(begin)
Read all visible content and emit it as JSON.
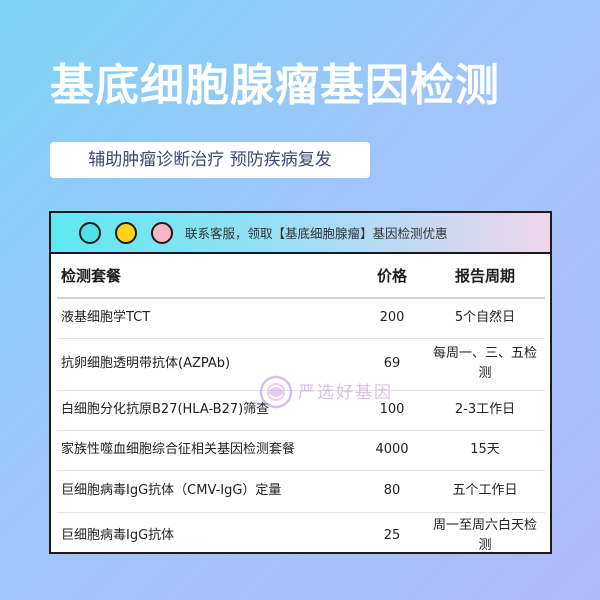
{
  "header": {
    "title": "基底细胞腺瘤基因检测",
    "subtitle": "辅助肿瘤诊断治疗 预防疾病复发"
  },
  "window": {
    "notice": "联系客服，领取【基底细胞腺瘤】基因检测优惠",
    "dot_colors": [
      "#4fe0e8",
      "#ffd21e",
      "#f6b7c2"
    ]
  },
  "table": {
    "headers": {
      "name": "检测套餐",
      "price": "价格",
      "period": "报告周期"
    },
    "rows": [
      {
        "name": "液基细胞学TCT",
        "price": "200",
        "period": "5个自然日"
      },
      {
        "name": "抗卵细胞透明带抗体(AZPAb)",
        "price": "69",
        "period": "每周一、三、五检测"
      },
      {
        "name": "白细胞分化抗原B27(HLA-B27)筛查",
        "price": "100",
        "period": "2-3工作日"
      },
      {
        "name": "家族性噬血细胞综合征相关基因检测套餐",
        "price": "4000",
        "period": "15天"
      },
      {
        "name": "巨细胞病毒IgG抗体（CMV-IgG）定量",
        "price": "80",
        "period": "五个工作日"
      },
      {
        "name": "巨细胞病毒IgG抗体",
        "price": "25",
        "period": "周一至周六白天检测"
      }
    ]
  },
  "watermark": {
    "text": "严选好基因",
    "icon": "logo-ring-icon"
  },
  "colors": {
    "accent_text": "#3d4a73",
    "border": "#1b1b1b"
  }
}
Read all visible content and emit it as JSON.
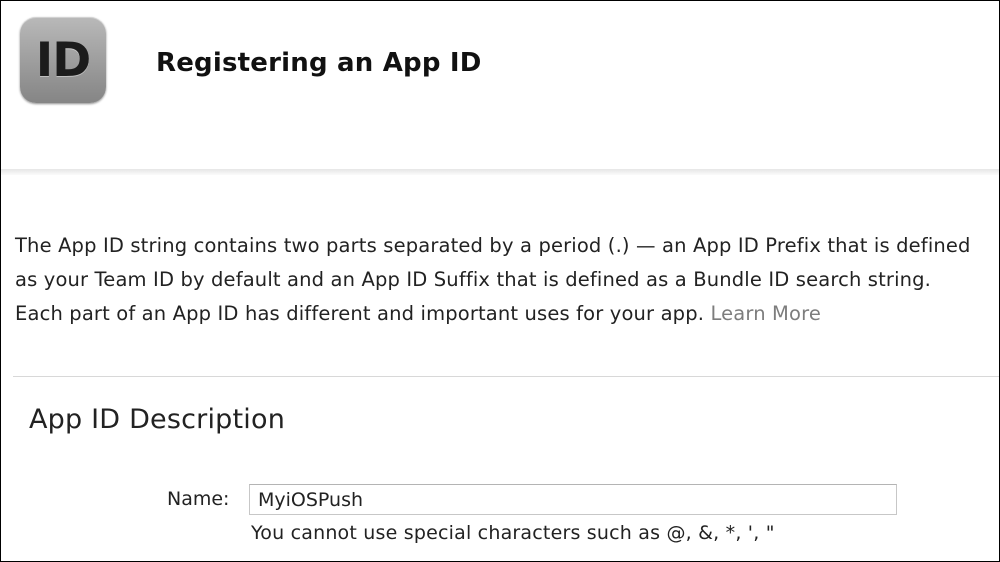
{
  "header": {
    "icon_text": "ID",
    "title": "Registering an App ID"
  },
  "intro": {
    "text": "The App ID string contains two parts separated by a period (.) — an App ID Prefix that is defined as your Team ID by default and an App ID Suffix that is defined as a Bundle ID search string. Each part of an App ID has different and important uses for your app.",
    "learn_more": "Learn More"
  },
  "description_section": {
    "title": "App ID Description",
    "name_label": "Name:",
    "name_value": "MyiOSPush",
    "hint": "You cannot use special characters such as @, &, *, ', \""
  }
}
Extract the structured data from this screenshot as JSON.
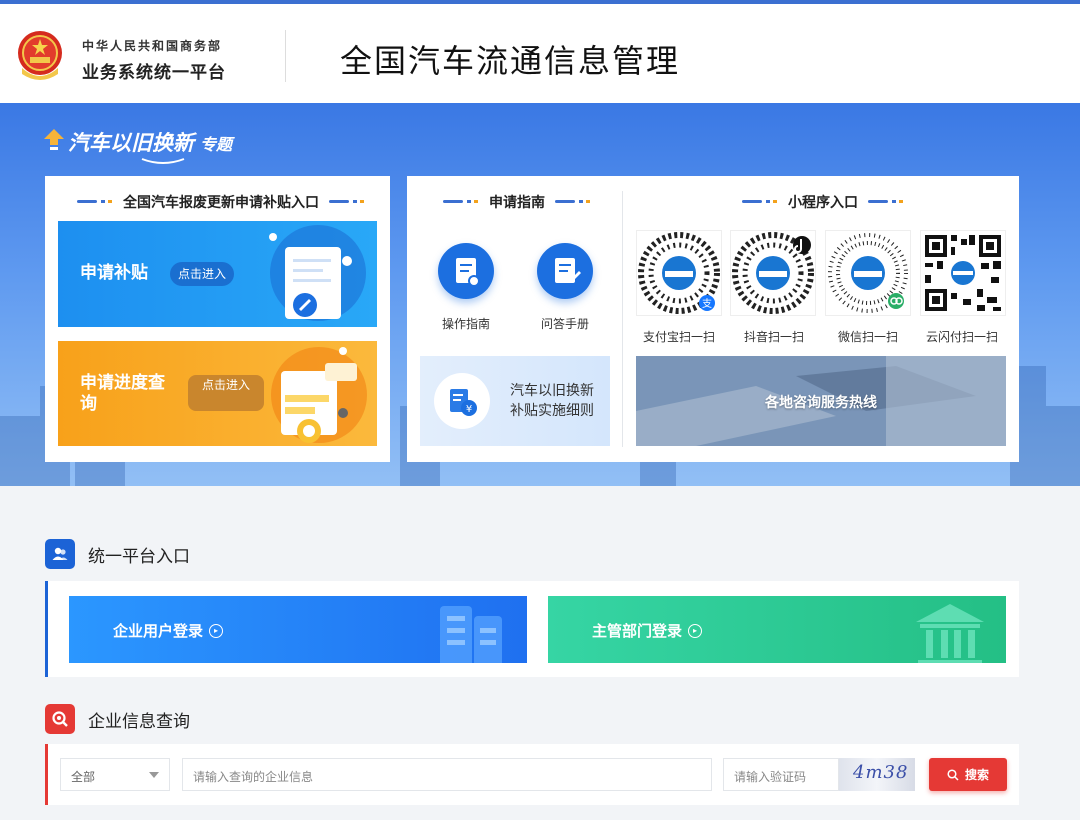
{
  "header": {
    "ministry": "中华人民共和国商务部",
    "platform": "业务系统统一平台",
    "system_title": "全国汽车流通信息管理"
  },
  "banner": {
    "special_title": "汽车以旧换新",
    "special_suffix": "专题",
    "subsidy_section": {
      "title": "全国汽车报废更新申请补贴入口",
      "apply": {
        "label": "申请补贴",
        "action": "点击进入"
      },
      "progress": {
        "label": "申请进度查询",
        "action": "点击进入"
      }
    },
    "guide_section": {
      "title": "申请指南",
      "items": [
        {
          "label": "操作指南",
          "icon": "document-badge-icon"
        },
        {
          "label": "问答手册",
          "icon": "pencil-document-icon"
        }
      ],
      "rules": "汽车以旧换新补贴实施细则"
    },
    "miniapp_section": {
      "title": "小程序入口",
      "items": [
        {
          "label": "支付宝扫一扫",
          "badge_color": "#1677ff"
        },
        {
          "label": "抖音扫一扫",
          "badge_color": "#111111"
        },
        {
          "label": "微信扫一扫",
          "badge_color": "#2aae67"
        },
        {
          "label": "云闪付扫一扫",
          "badge_color": ""
        }
      ],
      "hotline": "各地咨询服务热线"
    }
  },
  "unified_entry": {
    "title": "统一平台入口",
    "enterprise_login": "企业用户登录",
    "authority_login": "主管部门登录"
  },
  "company_query": {
    "title": "企业信息查询",
    "scope_value": "全部",
    "query_placeholder": "请输入查询的企业信息",
    "captcha_placeholder": "请输入验证码",
    "captcha_text": "4m38",
    "search_label": "搜索"
  },
  "colors": {
    "brand_blue": "#1c6fe0",
    "accent_orange": "#f8a11a",
    "accent_green": "#2cc48f",
    "accent_red": "#e53935"
  }
}
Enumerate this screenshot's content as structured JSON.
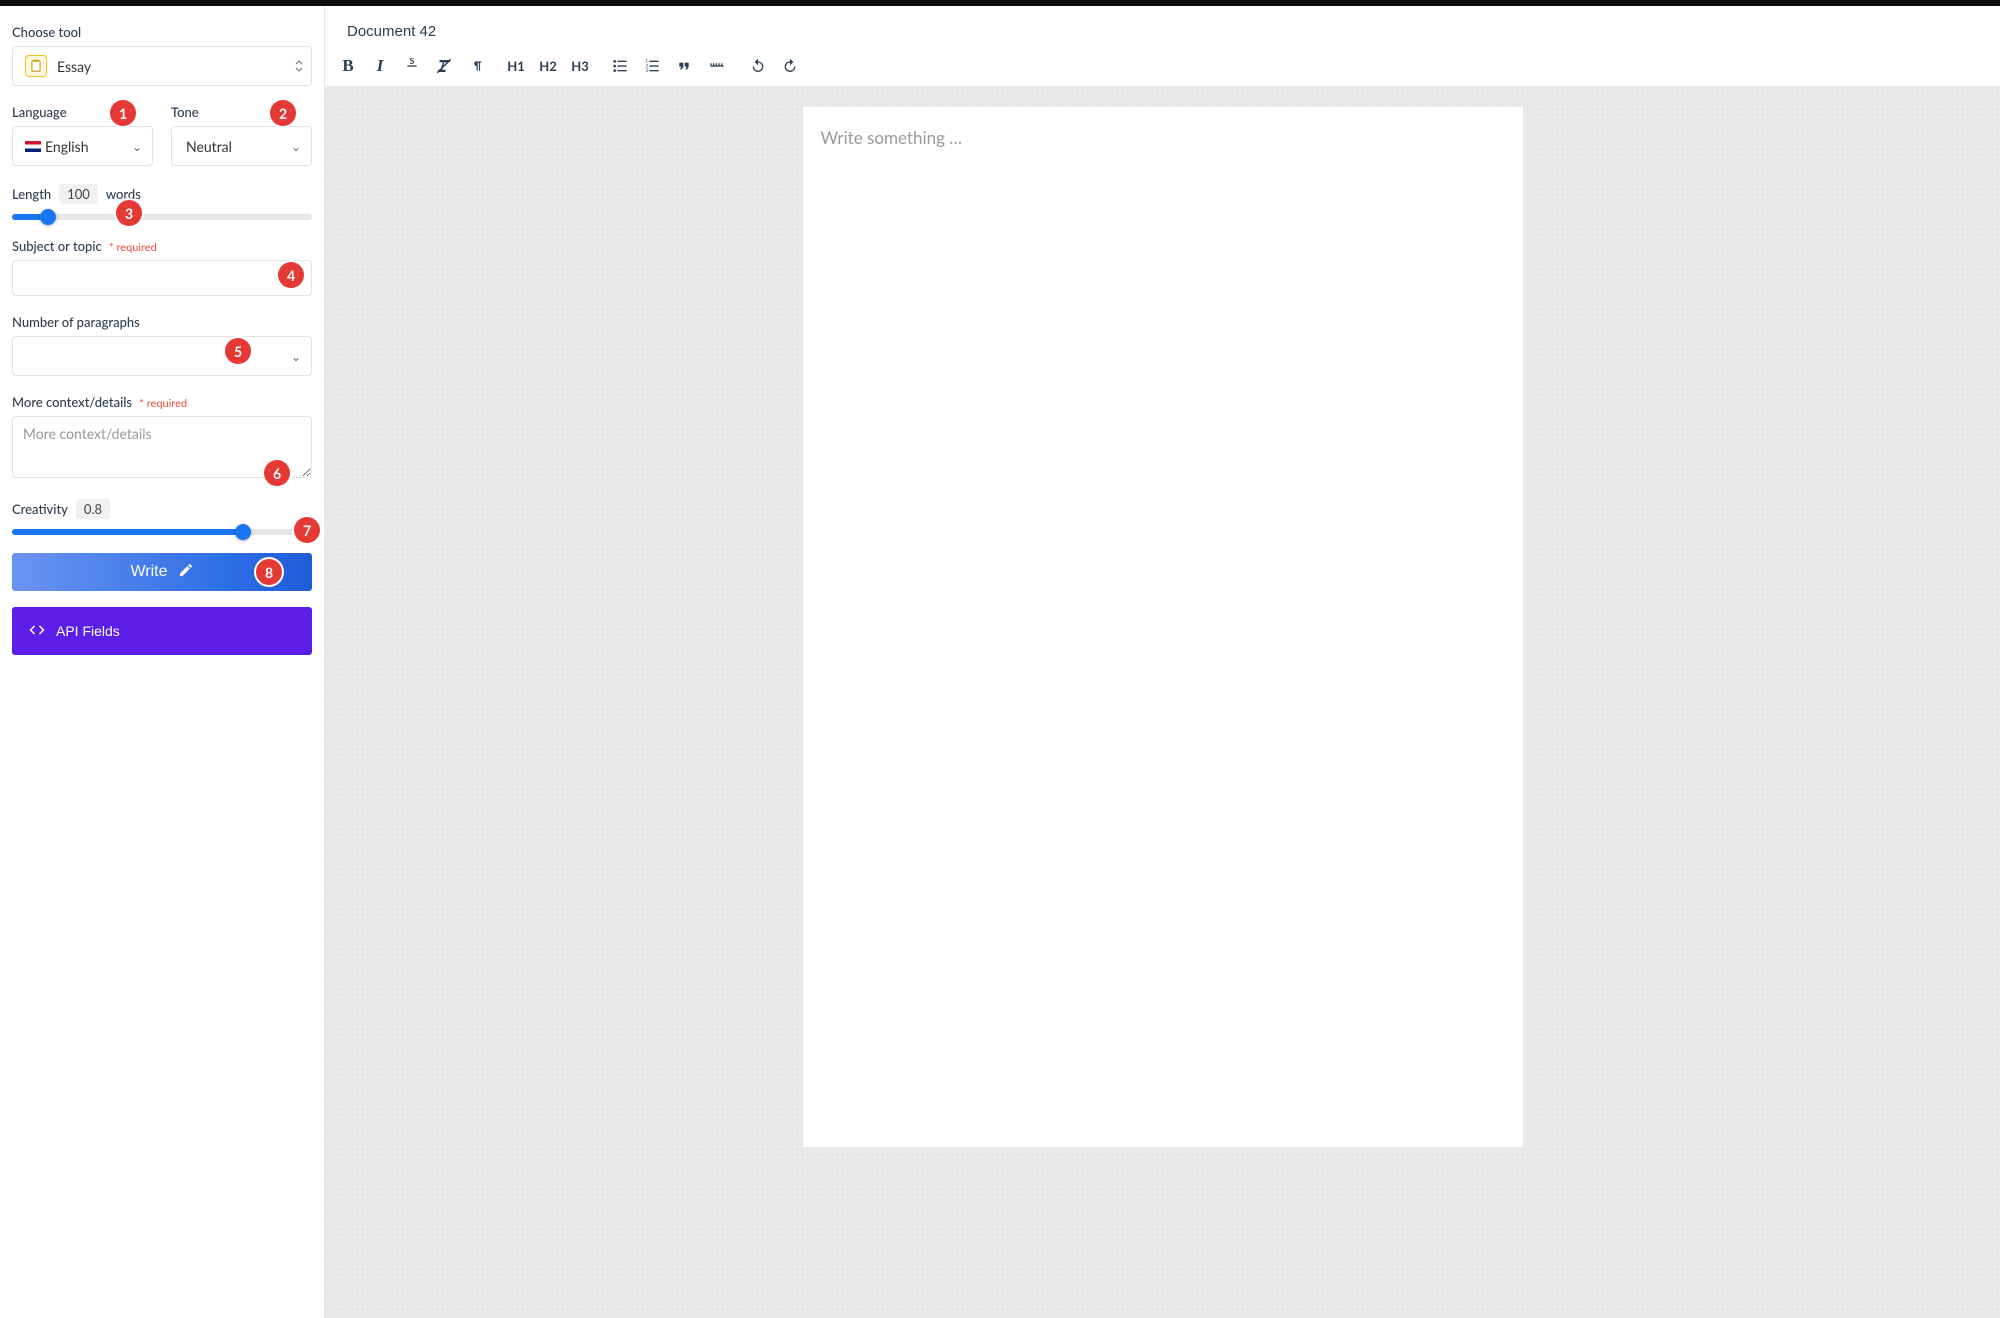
(end)
# [SET TASK]
Skip the pictures, then retype every line above exactly.

# [RESPONSE]
Read all visible content and emit it as JSON.
{
  "header": {
    "title": "基底细胞腺瘤基因检测",
    "subtitle": "辅助肿瘤诊断治疗 预防疾病复发"
  },
  "window": {
    "notice": "联系客服，领取【基底细胞腺瘤】基因检测优惠",
    "dot_colors": [
      "#4fe0e8",
      "#ffd21e",
      "#f6b7c2"
    ]
  },
  "table": {
    "headers": {
      "name": "检测套餐",
      "price": "价格",
      "period": "报告周期"
    },
    "rows": [
      {
        "name": "液基细胞学TCT",
        "price": "200",
        "period": "5个自然日"
      },
      {
        "name": "抗卵细胞透明带抗体(AZPAb)",
        "price": "69",
        "period": "每周一、三、五检测"
      },
      {
        "name": "白细胞分化抗原B27(HLA-B27)筛查",
        "price": "100",
        "period": "2-3工作日"
      },
      {
        "name": "家族性噬血细胞综合征相关基因检测套餐",
        "price": "4000",
        "period": "15天"
      },
      {
        "name": "巨细胞病毒IgG抗体（CMV-IgG）定量",
        "price": "80",
        "period": "五个工作日"
      },
      {
        "name": "巨细胞病毒IgG抗体",
        "price": "25",
        "period": "周一至周六白天检测"
      }
    ]
  },
  "watermark": {
    "text": "严选好基因",
    "icon": "logo-ring-icon"
  },
  "colors": {
    "accent_text": "#3d4a73",
    "border": "#1b1b1b"
  }
}
Read all visible content and emit it as JSON.
{
  "header": {
    "icon_text": "ID",
    "title": "Registering an App ID"
  },
  "intro": {
    "text": "The App ID string contains two parts separated by a period (.) — an App ID Prefix that is defined as your Team ID by default and an App ID Suffix that is defined as a Bundle ID search string. Each part of an App ID has different and important uses for your app.",
    "learn_more": "Learn More"
  },
  "description_section": {
    "title": "App ID Description",
    "name_label": "Name:",
    "name_value": "MyiOSPush",
    "hint": "You cannot use special characters such as @, &, *, ', \""
  }
}
Extract the structured data from this screenshot as JSON.
{
  "header": {
    "ministry": "中华人民共和国商务部",
    "platform": "业务系统统一平台",
    "system_title": "全国汽车流通信息管理"
  },
  "banner": {
    "special_title": "汽车以旧换新",
    "special_suffix": "专题",
    "subsidy_section": {
      "title": "全国汽车报废更新申请补贴入口",
      "apply": {
        "label": "申请补贴",
        "action": "点击进入"
      },
      "progress": {
        "label": "申请进度查询",
        "action": "点击进入"
      }
    },
    "guide_section": {
      "title": "申请指南",
      "items": [
        {
          "label": "操作指南",
          "icon": "document-badge-icon"
        },
        {
          "label": "问答手册",
          "icon": "pencil-document-icon"
        }
      ],
      "rules": "汽车以旧换新补贴实施细则"
    },
    "miniapp_section": {
      "title": "小程序入口",
      "items": [
        {
          "label": "支付宝扫一扫",
          "badge_color": "#1677ff"
        },
        {
          "label": "抖音扫一扫",
          "badge_color": "#111111"
        },
        {
          "label": "微信扫一扫",
          "badge_color": "#2aae67"
        },
        {
          "label": "云闪付扫一扫",
          "badge_color": ""
        }
      ],
      "hotline": "各地咨询服务热线"
    }
  },
  "unified_entry": {
    "title": "统一平台入口",
    "enterprise_login": "企业用户登录",
    "authority_login": "主管部门登录"
  },
  "company_query": {
    "title": "企业信息查询",
    "scope_value": "全部",
    "query_placeholder": "请输入查询的企业信息",
    "captcha_placeholder": "请输入验证码",
    "captcha_text": "4m38",
    "search_label": "搜索"
  },
  "colors": {
    "brand_blue": "#1c6fe0",
    "accent_orange": "#f8a11a",
    "accent_green": "#2cc48f",
    "accent_red": "#e53935"
  }
}
Enumerate this screenshot's content as structured JSON.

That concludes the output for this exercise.